-- begin TEXT PROVIDED --

Although not feminist in any sense of the word their very existence showed a marked change from the last period of radicalism in Ireland in the 1880′s when women had struggled to get any acknowledgement for their participation in the Land War of 1879 -1882. The Ladies Land League was castigated by nearly all sections of society and only received limited acknowledgement when the Land League itself was proscribed. While women’s liberation had a long way to go through the second decade of the 20th century, change seemed imminent. This mood was reflected by the fact that equality of the sexes was enshrined in both the 1919 democratic programme of the first Dáil and the 1922 constitution.
The other group in society to surge forward was Ireland’s organised Labour Movement. Although resoundingly defeated in 1913 during the Dublin Lock Out, by 1919 the Trade Union movement in Ireland had been reorganised and was immensely powerful. Aside from IRA activity, organised labour had played a prominent role during the war of Independence. Along with numerous general strikes including one in support of IRA hunger strikes in 1920, there were 233 other strikes that same year and even the establishment of an albeit brief workers’ soviet in Limerick in 1919. They also played a crucial role in the war itself when transport unions refused to transport war supplies or soldiers for the British Army.
After years of conflict, strikes and assassinations a temporary truce was called in 1921 between the IRA and the British Government. This was followed by negotiations which produced the famous Anglo Irish Treaty. It clearly fell short of the aims of the Republican movement. The six counties that today form Northern Ireland were to remain part of the United Kingdom while Ireland was not to become a Republic but a“Free State” within the British Empire.
When the document was debated in Ireland it created huge division. The Dáil (the Irish Parliament) eventually narrowly passed the treaty 56–48.
After independence both women and workers had high hopes that the society being forged in Ireland would protect their new found power but over the following decade these groups were harshly suppressed by the new Irish government. Ireland’s new political elite would effectively hope to turn the clock back and enforce the status quo that had existed in Ireland years if not decades before the war of Independence.
However, first to learn the authoritarian nature of the new state were the former comrades of the new government who opposed the treaty. A few months after Independence a civil war broke out between the pro and anti-treaty sides which the new government fought in the most ferocious manner. Often seen as an internal fight within the Republican Movement the civil war had immense ramifications for the wider society. The basic attitudes of how the new Irish elite would rule the Irish Free State were laid bare in what was a brutal struggle.
As soon as the Dáil ratified the treaty the President Eamon de Valera resigned and walked out uttering the words “I am not going to connive at setting up in Ireland another Government for England”. He was soon joined by many other republican TDs who opposed the Treaty including Harry Boland, Constance Markievicz and Cathal Brugha. In their absence those republicans who supported the treaty set about establishing a government. Among the key figures were WT Cosgrave, Kevin O Higgins, Richard Mulcahy, Arthur Griffith and Michael Collins.
The first major challenge of the new government was how they would deal with opponents of the Treaty. These opponents, while in a minority, significantly had a majority of support within the army – the IRA. When senior anti-treaty members of the IRA called a convention on March 26th 1922, in spite of a government ban, 52 out of 73 brigades attended and rejected the Treaty, proclaiming the parliament had betrayed the republican ideal by ratifying the treaty.

-- end TEXT PROVIDED --
-- begin EXTRACTED RECORDS --

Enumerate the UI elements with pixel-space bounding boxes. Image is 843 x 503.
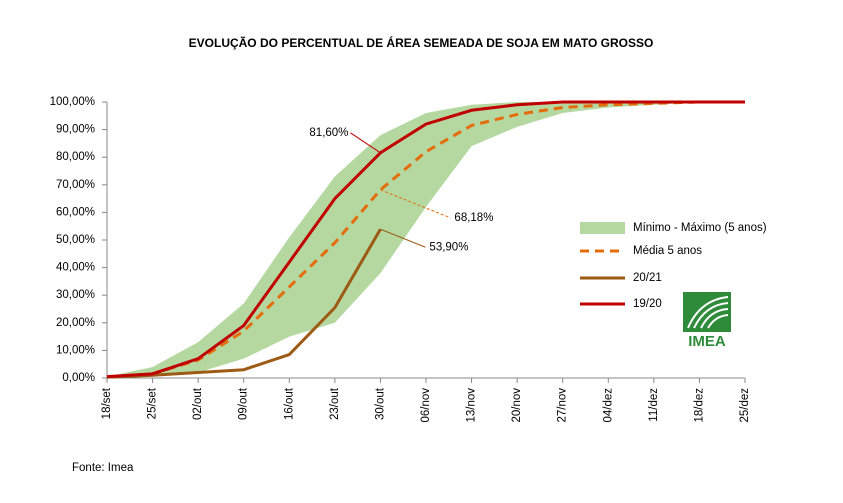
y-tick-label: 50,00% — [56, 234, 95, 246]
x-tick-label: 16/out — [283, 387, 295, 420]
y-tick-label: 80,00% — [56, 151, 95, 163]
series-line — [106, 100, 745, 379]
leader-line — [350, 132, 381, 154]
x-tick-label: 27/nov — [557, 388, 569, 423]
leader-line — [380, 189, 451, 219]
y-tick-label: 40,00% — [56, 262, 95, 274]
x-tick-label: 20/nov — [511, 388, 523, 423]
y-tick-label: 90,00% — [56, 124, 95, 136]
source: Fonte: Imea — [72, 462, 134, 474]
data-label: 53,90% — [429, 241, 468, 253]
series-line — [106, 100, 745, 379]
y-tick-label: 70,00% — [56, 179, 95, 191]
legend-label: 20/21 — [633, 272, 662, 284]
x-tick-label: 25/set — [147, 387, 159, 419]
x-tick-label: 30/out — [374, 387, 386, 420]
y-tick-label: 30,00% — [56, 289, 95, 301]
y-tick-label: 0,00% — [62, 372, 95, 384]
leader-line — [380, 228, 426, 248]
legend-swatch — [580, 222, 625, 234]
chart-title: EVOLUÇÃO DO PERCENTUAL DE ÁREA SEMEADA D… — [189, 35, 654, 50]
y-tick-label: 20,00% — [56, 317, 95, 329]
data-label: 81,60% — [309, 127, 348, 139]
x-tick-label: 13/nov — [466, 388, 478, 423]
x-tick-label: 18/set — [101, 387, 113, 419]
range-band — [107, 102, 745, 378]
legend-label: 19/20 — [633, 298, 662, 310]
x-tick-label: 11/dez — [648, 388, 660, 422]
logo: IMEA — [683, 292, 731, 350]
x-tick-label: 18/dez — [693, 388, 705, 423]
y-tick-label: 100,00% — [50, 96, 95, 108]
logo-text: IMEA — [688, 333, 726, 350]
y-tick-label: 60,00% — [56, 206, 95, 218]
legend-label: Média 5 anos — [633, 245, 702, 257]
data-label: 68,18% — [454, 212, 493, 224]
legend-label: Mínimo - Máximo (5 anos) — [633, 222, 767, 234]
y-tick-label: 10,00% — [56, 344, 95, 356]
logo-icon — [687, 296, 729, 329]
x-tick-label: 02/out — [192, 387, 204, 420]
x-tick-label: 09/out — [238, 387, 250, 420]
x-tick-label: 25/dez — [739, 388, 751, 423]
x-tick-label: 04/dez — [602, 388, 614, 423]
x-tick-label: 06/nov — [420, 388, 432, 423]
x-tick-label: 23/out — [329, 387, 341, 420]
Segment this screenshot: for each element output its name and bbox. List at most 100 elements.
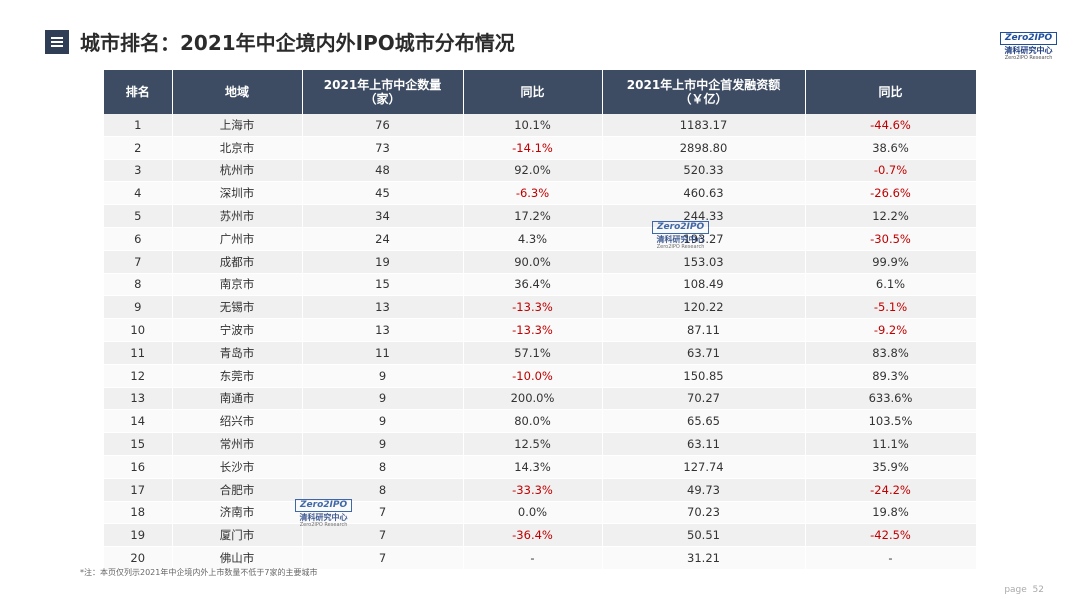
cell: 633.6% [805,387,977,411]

-- end EXTRACTED RECORDS --

→ **EXERCISE TASK A**:
Using the passage on post-Treaty Ireland, answer each question:
(i) By what vote did the Dáil pass the treaty?
(ii) In what year was a workers' soviet established in Limerick?
(iii) How many brigades attended the anti-treaty IRA convention of March 26th 1922, and out of how many?
→ **EXERCISE TASK B**: The passage on post-Treaty Ireland names several key figures among the republicans who supported the treaty and set about establishing a government. List all of them.
→ **EXERCISE TASK C**: Carry on the passage on post-Treaty Ireland from its last sentence.

→ **TASK OUTPUT A**:
(i) 56–48
(ii) 1919
(iii) 52 out of 73

→ **TASK OUTPUT B**: WT Cosgrave, Kevin O Higgins, Richard Mulcahy, Arthur Griffith, Michael Collins

→ **TASK OUTPUT C**:
Over the next few months the Free State reacted by establishing a new army – the National Army — to break its dependence on an organisation who it could not control and which clearly did not support it. In June an election was held in which the anti treaty side received 21% while the pro treaty side received almost 40% of the vote. While this was interpreted as a mandate by those in favour of the treaty, those opposed to the treaty were unmoved. Liam Mellows, an opponent of the treaty, remarked it was not the “will of the people” but “the fear of the people” in reference to the British threat to wreak a terrible war if the treaty was rejected.
For reasons beyond the scope of this article, which are highly debated among historians, the opposing sides ended up in conflict within a few days of the election, precipitated by the Free State’s “National Army” shelling a 3 month IRA occupation of the Four courts on June 26th 1922. This was after 3 months of effort by groups within both camps to avoid conflict. Understanding the nature of this conflict is key to understanding the origins of the nature of Authoritarianism in Ireland after Independence.
It became evident very quickly that the Pro Treaty forces were going to emerge victorious. The Anti Treaty IRA’s sole point of unity was that they opposed the Treaty. Identifying other goals which unified them is impossible as they encompassed republicans of both the left and right. This lack of unity hamstrung their ability to act. While the pro-Treaty side were also politically very diverse they had unity originating not the least from the fact that they could claim a mandate from the 1922 election.
Within a few weeks the I.R.A. forces were decisively defeated in Dublin and Cork city was captured on August 10th. By early August the overall threat being posed by the Anti-Treaty I.R.A. was diminishing given they had already lost every urban area and Liam Lynch the Chief of Staff of the IRA gave the order to resort to guerilla warfare on August 10th.
A few days later, Michael Collins, the key figure in the Free State Government, now a general in the National Army, was killed in an ambush in West Cork at Béal na mBláth on August 22nd 1922. His death unleashed and unmasked the true authoritarianism that lay behind the Free State government. Instead of trying to de-escalate a conflict they were clearly winning the authoritarianism of the government politicians demanded an absolute annihilation of the I.R.A.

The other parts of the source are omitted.